** Start Provided data **

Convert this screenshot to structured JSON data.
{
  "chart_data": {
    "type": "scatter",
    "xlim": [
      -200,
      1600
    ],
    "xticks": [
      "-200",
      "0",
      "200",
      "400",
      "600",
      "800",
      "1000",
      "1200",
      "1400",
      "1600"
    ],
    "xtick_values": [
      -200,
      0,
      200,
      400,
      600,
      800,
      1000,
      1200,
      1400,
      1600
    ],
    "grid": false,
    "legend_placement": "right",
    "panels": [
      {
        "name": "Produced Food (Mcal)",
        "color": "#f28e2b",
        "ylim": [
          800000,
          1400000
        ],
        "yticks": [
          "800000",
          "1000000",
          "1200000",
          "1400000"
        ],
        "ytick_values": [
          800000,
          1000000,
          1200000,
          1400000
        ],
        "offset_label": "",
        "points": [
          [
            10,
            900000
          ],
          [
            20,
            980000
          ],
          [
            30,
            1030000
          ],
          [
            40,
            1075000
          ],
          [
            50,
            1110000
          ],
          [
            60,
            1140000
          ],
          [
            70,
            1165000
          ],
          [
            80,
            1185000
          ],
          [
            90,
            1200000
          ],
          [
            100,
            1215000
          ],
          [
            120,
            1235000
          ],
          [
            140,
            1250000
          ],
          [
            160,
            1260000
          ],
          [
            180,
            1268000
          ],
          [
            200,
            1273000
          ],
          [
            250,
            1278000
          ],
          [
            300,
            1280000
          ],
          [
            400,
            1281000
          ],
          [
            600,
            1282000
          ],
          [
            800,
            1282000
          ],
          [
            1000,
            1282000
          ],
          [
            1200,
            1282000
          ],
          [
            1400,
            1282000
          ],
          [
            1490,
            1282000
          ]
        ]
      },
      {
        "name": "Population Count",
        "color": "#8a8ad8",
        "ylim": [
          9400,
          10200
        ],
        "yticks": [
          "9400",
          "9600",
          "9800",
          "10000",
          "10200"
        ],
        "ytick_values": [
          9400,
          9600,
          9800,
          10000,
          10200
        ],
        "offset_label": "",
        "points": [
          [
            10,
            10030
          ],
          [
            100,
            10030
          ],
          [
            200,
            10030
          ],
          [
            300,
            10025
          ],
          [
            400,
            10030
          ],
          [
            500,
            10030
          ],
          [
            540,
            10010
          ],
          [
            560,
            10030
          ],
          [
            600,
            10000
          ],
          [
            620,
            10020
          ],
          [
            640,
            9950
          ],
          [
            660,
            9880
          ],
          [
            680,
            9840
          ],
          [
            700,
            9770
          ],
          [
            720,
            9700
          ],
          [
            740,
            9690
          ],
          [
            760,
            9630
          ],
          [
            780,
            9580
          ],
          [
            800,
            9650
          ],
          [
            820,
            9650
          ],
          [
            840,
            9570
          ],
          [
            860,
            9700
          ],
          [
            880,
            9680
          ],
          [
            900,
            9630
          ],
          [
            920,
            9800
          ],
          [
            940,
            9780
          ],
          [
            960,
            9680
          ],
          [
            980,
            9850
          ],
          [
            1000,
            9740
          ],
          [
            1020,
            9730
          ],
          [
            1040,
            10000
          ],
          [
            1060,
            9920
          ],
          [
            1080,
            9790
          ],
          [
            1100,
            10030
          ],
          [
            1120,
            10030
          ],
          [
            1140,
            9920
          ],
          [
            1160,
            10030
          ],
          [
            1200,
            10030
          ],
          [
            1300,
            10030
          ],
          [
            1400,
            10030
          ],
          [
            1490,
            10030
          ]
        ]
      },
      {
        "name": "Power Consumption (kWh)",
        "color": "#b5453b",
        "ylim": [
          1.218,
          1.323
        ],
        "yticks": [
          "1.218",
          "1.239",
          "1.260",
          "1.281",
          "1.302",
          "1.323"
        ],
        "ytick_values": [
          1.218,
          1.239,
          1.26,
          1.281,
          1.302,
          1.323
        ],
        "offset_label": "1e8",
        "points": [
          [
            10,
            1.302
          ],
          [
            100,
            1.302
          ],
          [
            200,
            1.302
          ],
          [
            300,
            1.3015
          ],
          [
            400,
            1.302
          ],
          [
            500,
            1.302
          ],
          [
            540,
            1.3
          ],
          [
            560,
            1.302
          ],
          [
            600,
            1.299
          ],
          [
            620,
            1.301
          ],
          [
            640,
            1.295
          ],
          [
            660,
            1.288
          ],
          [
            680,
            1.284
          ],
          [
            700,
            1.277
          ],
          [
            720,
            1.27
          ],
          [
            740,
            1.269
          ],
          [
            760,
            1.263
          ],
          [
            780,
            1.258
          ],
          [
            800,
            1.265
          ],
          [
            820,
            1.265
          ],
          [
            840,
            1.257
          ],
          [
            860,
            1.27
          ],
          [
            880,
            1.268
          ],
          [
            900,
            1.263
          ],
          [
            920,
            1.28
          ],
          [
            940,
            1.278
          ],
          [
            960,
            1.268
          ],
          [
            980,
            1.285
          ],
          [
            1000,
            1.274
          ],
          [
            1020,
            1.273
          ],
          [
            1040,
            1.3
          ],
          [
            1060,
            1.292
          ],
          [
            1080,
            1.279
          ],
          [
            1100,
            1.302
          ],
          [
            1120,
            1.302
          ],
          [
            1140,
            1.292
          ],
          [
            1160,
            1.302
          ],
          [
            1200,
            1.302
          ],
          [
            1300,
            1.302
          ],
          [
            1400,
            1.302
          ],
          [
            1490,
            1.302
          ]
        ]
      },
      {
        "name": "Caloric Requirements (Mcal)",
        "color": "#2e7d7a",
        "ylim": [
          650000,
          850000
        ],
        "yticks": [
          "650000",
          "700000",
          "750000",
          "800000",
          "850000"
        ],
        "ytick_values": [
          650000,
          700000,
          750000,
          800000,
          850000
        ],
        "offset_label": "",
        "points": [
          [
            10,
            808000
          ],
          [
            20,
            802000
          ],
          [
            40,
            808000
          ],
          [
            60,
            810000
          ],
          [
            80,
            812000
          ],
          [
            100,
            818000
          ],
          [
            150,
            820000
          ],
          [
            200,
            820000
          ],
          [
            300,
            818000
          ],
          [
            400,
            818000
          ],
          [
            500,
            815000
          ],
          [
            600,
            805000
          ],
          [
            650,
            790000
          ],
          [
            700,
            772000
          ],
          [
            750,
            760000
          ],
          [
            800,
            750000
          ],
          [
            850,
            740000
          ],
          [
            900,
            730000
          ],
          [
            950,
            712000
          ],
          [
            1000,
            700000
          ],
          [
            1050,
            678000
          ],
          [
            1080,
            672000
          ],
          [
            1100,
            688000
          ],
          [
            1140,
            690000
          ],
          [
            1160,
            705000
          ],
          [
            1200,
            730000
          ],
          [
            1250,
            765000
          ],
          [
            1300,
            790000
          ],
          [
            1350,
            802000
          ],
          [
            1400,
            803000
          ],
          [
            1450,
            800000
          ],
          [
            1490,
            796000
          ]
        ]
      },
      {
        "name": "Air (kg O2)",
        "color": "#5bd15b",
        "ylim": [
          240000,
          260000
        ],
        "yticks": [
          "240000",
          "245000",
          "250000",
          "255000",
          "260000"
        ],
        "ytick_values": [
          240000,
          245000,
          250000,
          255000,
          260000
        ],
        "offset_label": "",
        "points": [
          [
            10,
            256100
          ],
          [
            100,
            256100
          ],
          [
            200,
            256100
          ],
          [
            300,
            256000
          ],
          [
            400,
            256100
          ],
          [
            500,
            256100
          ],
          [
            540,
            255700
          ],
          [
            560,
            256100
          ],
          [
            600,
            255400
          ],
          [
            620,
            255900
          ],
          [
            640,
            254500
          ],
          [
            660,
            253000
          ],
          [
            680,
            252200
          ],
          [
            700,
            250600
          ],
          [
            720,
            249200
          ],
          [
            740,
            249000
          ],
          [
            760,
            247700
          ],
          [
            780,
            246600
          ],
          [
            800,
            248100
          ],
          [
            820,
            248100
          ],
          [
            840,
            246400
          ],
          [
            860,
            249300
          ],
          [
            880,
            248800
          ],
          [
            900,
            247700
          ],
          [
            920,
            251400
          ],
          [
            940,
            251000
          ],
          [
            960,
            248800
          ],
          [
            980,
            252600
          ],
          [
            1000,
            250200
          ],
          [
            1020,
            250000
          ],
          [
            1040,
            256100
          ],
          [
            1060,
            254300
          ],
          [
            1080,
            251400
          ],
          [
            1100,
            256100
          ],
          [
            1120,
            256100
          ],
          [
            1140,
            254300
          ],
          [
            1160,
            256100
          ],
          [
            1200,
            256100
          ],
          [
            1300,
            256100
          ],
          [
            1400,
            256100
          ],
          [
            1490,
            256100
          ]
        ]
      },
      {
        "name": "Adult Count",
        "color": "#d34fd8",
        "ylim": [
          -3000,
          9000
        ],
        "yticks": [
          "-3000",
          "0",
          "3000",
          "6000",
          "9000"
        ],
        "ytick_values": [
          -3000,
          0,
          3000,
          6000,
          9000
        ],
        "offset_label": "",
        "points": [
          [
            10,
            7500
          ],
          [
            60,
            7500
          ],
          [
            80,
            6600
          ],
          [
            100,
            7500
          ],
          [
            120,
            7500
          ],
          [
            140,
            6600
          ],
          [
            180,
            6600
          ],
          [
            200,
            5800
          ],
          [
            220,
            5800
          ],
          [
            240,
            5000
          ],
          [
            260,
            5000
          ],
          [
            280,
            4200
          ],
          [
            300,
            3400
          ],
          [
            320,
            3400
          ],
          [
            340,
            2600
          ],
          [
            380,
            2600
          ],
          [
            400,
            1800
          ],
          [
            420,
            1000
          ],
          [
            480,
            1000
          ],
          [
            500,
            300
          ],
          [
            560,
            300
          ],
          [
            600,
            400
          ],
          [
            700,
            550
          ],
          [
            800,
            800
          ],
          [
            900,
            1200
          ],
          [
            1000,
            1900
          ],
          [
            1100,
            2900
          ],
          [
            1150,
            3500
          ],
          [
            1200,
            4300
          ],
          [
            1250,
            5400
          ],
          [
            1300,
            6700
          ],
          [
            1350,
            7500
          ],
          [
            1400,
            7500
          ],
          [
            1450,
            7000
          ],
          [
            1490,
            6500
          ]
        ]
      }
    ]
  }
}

** End Provided data **

▶ **Given request**
Determine how many lines of the data contain the word "name", and reply with that number only.

▶ **Final answer**
6